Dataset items
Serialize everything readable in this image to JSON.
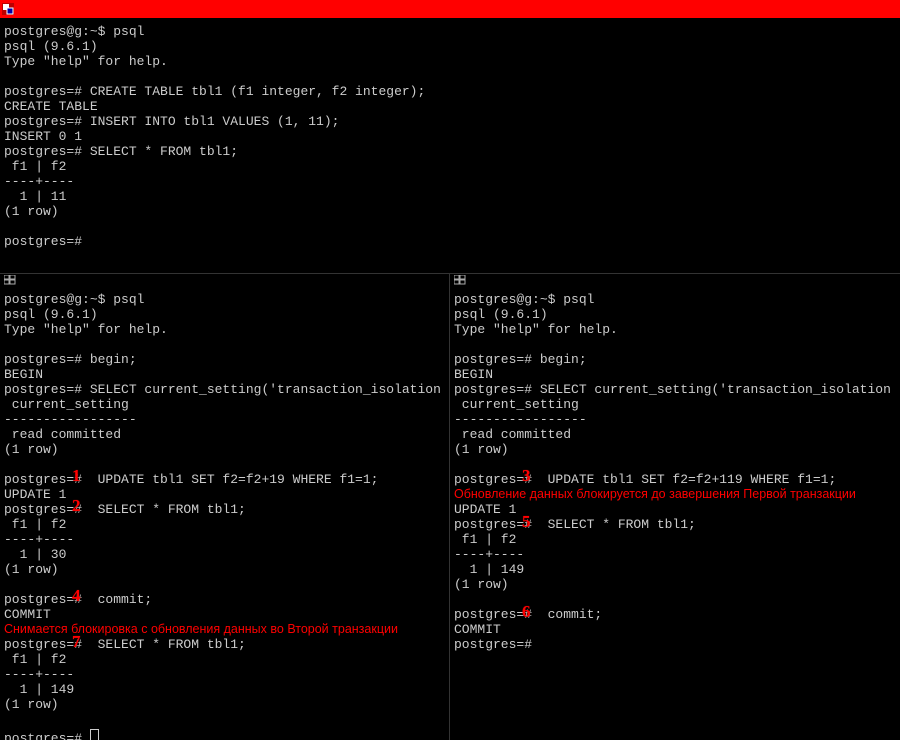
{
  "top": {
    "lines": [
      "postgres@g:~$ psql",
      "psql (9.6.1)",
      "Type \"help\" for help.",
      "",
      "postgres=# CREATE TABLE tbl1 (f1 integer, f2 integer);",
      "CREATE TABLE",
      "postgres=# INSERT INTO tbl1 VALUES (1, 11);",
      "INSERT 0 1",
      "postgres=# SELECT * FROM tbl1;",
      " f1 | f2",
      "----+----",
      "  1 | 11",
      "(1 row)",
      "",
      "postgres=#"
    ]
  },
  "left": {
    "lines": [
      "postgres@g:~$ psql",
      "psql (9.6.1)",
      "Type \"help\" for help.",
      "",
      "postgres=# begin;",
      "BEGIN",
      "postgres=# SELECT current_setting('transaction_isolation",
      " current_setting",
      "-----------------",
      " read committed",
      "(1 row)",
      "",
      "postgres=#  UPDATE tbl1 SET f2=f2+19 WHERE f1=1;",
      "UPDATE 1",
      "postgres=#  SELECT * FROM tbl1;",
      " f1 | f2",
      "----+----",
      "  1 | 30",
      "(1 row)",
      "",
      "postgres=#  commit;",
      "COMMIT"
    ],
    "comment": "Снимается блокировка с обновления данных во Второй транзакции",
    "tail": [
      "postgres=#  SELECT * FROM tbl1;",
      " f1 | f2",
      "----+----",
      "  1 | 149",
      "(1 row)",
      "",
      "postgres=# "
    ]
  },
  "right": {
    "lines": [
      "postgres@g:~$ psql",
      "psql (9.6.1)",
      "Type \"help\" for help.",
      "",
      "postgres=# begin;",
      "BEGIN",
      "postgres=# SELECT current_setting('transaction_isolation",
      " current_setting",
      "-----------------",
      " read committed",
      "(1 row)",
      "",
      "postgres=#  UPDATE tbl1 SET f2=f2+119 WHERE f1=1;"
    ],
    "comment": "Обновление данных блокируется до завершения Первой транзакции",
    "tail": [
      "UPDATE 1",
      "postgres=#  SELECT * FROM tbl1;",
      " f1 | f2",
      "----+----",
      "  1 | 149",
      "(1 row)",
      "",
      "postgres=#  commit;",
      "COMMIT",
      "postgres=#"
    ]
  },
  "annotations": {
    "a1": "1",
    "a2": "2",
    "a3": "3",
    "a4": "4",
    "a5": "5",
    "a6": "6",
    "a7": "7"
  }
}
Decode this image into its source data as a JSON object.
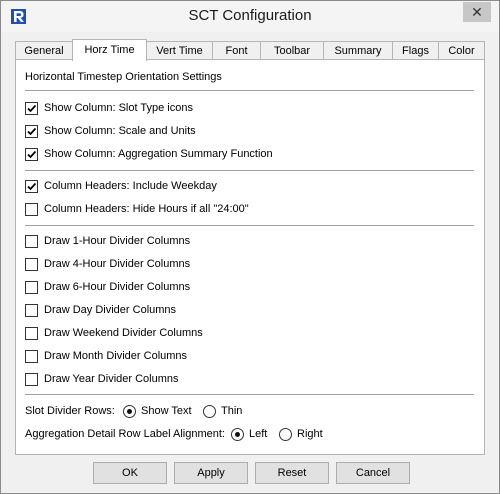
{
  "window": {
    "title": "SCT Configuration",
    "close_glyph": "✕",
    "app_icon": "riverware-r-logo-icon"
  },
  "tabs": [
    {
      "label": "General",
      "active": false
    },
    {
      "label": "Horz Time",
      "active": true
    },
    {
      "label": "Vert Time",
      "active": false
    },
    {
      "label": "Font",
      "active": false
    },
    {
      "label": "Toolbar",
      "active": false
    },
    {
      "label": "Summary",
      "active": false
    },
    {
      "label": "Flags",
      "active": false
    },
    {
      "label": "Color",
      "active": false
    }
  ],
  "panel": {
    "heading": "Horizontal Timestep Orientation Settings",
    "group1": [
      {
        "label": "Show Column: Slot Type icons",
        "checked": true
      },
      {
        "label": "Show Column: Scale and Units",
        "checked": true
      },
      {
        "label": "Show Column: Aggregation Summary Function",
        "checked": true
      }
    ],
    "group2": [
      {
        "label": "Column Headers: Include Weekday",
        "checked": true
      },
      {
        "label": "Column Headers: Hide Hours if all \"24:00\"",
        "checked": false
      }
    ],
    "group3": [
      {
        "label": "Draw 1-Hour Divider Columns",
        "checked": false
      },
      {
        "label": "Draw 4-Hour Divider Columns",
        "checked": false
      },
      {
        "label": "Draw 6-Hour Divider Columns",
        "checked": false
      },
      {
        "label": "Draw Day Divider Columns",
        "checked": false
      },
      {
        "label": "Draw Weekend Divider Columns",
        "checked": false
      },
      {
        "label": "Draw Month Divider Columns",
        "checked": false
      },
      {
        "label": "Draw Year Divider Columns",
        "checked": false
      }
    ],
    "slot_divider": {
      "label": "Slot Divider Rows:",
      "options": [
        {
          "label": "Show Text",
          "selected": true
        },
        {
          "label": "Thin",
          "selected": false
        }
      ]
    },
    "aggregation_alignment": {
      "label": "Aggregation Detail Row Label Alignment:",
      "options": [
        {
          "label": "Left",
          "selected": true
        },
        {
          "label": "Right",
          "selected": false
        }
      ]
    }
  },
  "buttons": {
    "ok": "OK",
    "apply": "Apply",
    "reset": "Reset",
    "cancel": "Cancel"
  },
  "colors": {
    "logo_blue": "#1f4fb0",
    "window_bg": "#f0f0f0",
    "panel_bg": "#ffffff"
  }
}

Direction
Your task is to pick out every line with the string "this" and copy it.

Exercise response
Serialize everything readable in this image to JSON.
Decode this image into its source data as a JSON object.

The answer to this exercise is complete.